■ TEXT SHOWN:
------------

Online Petition Site Sees Shaky Debut

China’s official online petition platform had a rough first day on Monday, according to The Wall Street Journal’s China Real Time Report, which notes that the web site “triggered mockery across China’s social media platforms” when it crashed on the morning of its debut:

“Sorry! Weibo brought too many people to the page,” said Li Kaifu, CEO of Innovation Works, who has more than 46 million followers on the site.

Many Weibo users said they expected the crash due to the number of potential petitioners. Some interpreted the government’s use of a server that couldn’t handle the first-day traffic as a sign of insincerity.

Petitioning, or shangfang, is the modern form of an ancient system in which people who faced injustice at home came to the capital to voice their grievances directly to the emperor.The State Bureau for Letters and Calls acts as a communication channel for petitioners and the central government. While the bureau has long been criticized for a lack of effectiveness, local officials often go out of their way to keep petitioners from reaching it so as to avoid being criticized by Beijing. Hired thugs often threaten protesters or even haul them away to unofficial prisons known as black jails. [Source]

The article adds that some netizens called the system a “poor imitation” of the White House’s online service, which recently inspired several viral petitions from China. One post on the “We the People” portal, for example, requested that the United States deport the daughter of a powerful former government official who allegedly poisoned a classmate at Tsinghua University in 1994. The creators of those petitions faced the same censorship and intimidation tactics suffered by those who log complaints in person at the State Bureau for Letters and Calls.

------------

Items stored from a collection

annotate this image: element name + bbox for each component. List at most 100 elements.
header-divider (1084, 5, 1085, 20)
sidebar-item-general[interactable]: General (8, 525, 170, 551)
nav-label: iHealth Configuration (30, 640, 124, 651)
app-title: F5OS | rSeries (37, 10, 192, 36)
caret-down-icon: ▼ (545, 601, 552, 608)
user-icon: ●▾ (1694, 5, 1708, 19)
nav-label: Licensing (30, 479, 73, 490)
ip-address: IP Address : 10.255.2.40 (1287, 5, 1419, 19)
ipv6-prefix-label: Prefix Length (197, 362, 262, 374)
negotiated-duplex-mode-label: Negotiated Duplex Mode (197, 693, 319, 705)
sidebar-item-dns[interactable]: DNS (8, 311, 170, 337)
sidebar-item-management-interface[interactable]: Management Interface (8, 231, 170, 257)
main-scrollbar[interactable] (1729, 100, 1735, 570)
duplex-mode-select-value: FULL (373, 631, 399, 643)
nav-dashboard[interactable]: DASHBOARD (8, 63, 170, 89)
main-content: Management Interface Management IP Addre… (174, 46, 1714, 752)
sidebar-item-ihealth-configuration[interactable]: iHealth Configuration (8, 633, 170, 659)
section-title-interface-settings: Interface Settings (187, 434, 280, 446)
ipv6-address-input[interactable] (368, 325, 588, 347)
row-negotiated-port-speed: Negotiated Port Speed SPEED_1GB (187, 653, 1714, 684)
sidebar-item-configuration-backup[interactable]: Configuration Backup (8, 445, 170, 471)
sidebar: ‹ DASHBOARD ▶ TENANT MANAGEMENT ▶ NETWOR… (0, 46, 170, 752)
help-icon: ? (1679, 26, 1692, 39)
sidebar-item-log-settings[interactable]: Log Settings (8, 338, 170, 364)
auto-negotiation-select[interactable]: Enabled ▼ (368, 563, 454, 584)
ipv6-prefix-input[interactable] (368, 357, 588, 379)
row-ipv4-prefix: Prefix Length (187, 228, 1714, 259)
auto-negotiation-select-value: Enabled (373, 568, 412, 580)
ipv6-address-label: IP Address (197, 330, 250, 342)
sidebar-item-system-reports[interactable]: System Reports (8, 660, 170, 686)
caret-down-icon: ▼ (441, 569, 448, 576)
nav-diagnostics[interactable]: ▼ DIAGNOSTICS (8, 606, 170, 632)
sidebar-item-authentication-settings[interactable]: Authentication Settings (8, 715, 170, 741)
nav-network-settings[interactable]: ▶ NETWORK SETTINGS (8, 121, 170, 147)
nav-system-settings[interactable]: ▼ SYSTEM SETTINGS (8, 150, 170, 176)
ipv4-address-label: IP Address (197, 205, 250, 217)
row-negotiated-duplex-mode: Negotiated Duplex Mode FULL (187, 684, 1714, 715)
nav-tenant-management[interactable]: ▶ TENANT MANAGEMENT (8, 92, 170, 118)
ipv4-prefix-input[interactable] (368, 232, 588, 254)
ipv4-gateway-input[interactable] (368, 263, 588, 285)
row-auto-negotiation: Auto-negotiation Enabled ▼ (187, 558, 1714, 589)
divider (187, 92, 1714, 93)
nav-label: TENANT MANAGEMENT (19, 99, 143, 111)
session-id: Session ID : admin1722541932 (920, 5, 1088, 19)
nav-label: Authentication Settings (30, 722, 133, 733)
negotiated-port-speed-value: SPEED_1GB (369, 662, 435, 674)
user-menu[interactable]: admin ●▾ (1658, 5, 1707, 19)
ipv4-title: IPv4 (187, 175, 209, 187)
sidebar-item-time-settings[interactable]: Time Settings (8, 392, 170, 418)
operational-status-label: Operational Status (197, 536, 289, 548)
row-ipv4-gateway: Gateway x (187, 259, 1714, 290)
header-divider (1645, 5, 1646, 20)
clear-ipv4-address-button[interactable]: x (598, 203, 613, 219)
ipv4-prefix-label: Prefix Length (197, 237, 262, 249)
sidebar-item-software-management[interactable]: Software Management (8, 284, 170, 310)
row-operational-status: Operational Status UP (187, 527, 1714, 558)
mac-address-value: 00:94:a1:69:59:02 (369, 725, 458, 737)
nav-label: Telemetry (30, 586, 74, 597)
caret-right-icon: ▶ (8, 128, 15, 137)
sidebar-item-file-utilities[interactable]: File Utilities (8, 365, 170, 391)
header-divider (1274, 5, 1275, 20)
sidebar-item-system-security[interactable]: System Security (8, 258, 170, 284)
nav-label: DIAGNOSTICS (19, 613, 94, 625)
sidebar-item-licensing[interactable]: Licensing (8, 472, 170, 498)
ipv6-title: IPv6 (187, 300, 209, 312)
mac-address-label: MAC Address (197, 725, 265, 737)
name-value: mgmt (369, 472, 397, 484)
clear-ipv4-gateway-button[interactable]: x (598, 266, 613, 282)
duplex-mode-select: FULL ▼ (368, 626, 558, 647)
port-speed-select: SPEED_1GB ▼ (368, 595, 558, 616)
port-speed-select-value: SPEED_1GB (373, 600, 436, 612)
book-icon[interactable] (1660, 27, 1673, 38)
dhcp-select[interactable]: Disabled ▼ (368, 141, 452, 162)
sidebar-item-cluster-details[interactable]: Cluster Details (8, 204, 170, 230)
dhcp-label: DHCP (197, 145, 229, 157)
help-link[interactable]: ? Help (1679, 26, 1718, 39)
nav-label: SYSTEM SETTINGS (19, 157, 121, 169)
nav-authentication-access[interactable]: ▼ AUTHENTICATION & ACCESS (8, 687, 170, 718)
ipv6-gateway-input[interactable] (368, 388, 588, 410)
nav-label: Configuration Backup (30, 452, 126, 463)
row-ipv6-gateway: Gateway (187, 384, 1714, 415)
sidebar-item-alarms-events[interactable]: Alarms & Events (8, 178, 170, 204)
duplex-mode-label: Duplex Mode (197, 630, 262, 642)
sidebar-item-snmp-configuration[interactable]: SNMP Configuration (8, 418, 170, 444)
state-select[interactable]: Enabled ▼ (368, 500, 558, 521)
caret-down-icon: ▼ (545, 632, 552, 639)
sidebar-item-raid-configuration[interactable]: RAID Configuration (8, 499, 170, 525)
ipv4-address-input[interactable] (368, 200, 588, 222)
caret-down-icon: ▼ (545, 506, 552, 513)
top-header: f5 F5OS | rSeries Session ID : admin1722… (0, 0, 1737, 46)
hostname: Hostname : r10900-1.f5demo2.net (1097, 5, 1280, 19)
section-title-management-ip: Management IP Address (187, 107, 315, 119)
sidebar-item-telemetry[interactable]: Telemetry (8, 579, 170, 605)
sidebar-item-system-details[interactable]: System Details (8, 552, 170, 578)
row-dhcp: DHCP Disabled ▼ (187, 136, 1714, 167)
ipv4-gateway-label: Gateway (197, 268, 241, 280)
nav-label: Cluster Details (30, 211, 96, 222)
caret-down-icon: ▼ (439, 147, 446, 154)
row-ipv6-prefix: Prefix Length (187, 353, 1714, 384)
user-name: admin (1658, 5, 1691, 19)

------------

■ YOUR TASKS:
[1] According to the article on the petition site's shaky debut, why do local officials often go out of their way to keep petitioners from reaching the State Bureau for Letters and Calls?
[2] Write out the part of the article on the petition site's debut between "Online Petition Site" and "on the site.", inclusive.
None of the rows are needed for this work.

■ ANSWER SECTION:
[1] Local officials often go out of their way to keep petitioners from reaching the bureau so that Beijing does not criticize them.

[2]
Online Petition Site Sees Shaky Debut

China’s official online petition platform had a rough first day on Monday, according to The Wall Street Journal’s China Real Time Report, which notes that the web site “triggered mockery across China’s social media platforms” when it crashed on the morning of its debut:

“Sorry! Weibo brought too many people to the page,” said Li Kaifu, CEO of Innovation Works, who has more than 46 million followers on the site.